▸ EXERCISE TASK
Count the lines below that contain the word "嵌入式微蒸烤", and report only that number.

==== RECORDED DATA

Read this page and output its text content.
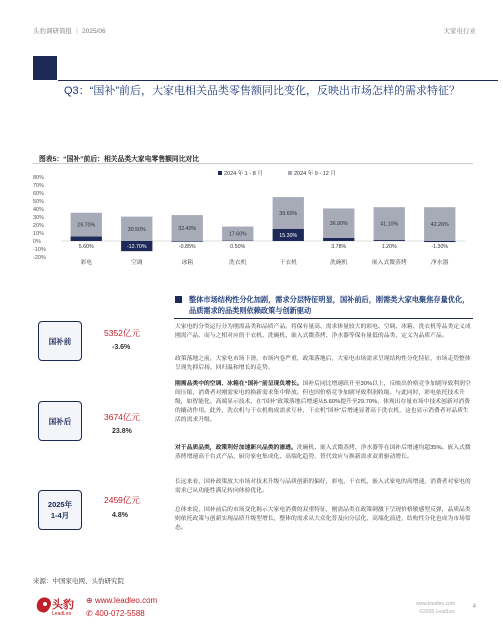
头豹调研简报 ｜ 2025/06	大家电行业
Q3：“国补”前后，大家电相关品类零售额同比变化，反映出市场怎样的需求特征？
图表5：“国补”前后：相关品类大家电零售额同比对比
80%
70%
60%
50%
40%
30%
20%
10%
0%
-10%
-20%
2024 年 1 - 8 月	2024 年 9 - 12 月
29.70%
5.60%
彩电
30.50%
-12.70%
空调
32.40%
-0.85%
冰箱
17.60%
0.50%
洗衣机
39.60%
15.30%
干衣机
36.90%
3.78%
洗碗机
41.10%
1.20%
嵌入式微蒸烤
42.26%
-1.30%
净水器
整体市场结构性分化加剧，需求分层特征明显，国补前后，刚需类大家电聚焦存量优化，品质需求的品类则依赖政策与创新驱动
国补前
5352亿元
-3.6%
国补后	3674亿元
23.8%
2025年
1-4月
2459亿元
4.8%
大家电的分类运行分为刚需品类和品质产品。将保有量高、需求体量较大的彩电、空调、冰箱、洗衣机等品类定义成刚需产品，而与之相对应的干衣机、洗碗机、嵌入式微蒸烤、净水器等保有量低的品类，定义为品质产品。
政策落地之前，大家电市场下滑，市场内卷严重，政策落地后，大家电市场需求呈现结构性分化特征，市场走势整体呈现先抑后扬、回归温和增长的走势。
刚需品类中的空调、冰箱在“国补”前呈现负增长。国补后同比增速跃升至30%以上，反映出价格竞争加剧导致利润空间压缩，消费者对刚需家电的换新需求集中释放。但也因价格竞争加剧导致利润收缩。与此同时，彩电依托技术升级，如智能化、高端显示技术，在“国补”政策落地后增速从5.60%提升至29.70%，体现出存量市场中技术创新对消费的撬动作用。此外，洗衣机与干衣机构成需求互补，干衣机“国补”后增速显著高于洗衣机，这也显示消费者对品质生活的需求升级。
对于品质品类，政策利好加速新兴品类的渗透。洗碗机、嵌入式微蒸烤、净水器等在国补后增速均超35%。嵌入式微蒸烤增速高于台式产品，厨房家电集成化、高端化趋势，替代效应与换新需求双重驱动增长。
长远来看，国补政策放大市场对技术升级与品质创新的偏好，彩电、干衣机、嵌入式家电的高增速，消费者对家电的需求已从功能性满足转向体验优化。
总体来说，国补前后的市场变化揭示大家电消费的双重特征，刚需品类在政策刺激下呈现价格敏感型反弹，品质品类则依托政策与创新实现品质升级型增长，整体的需求从大众化普及向分层化、高端化演进，结构性分化也成为市场常态。
来源：中国家电网、头豹研究院
头豹
LeadLeo
⊕ www.leadleo.com
✆ 400-072-5588
www.leadleo.com
©2025 LeadLeo
4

========

▸ TASK SOLUTION
3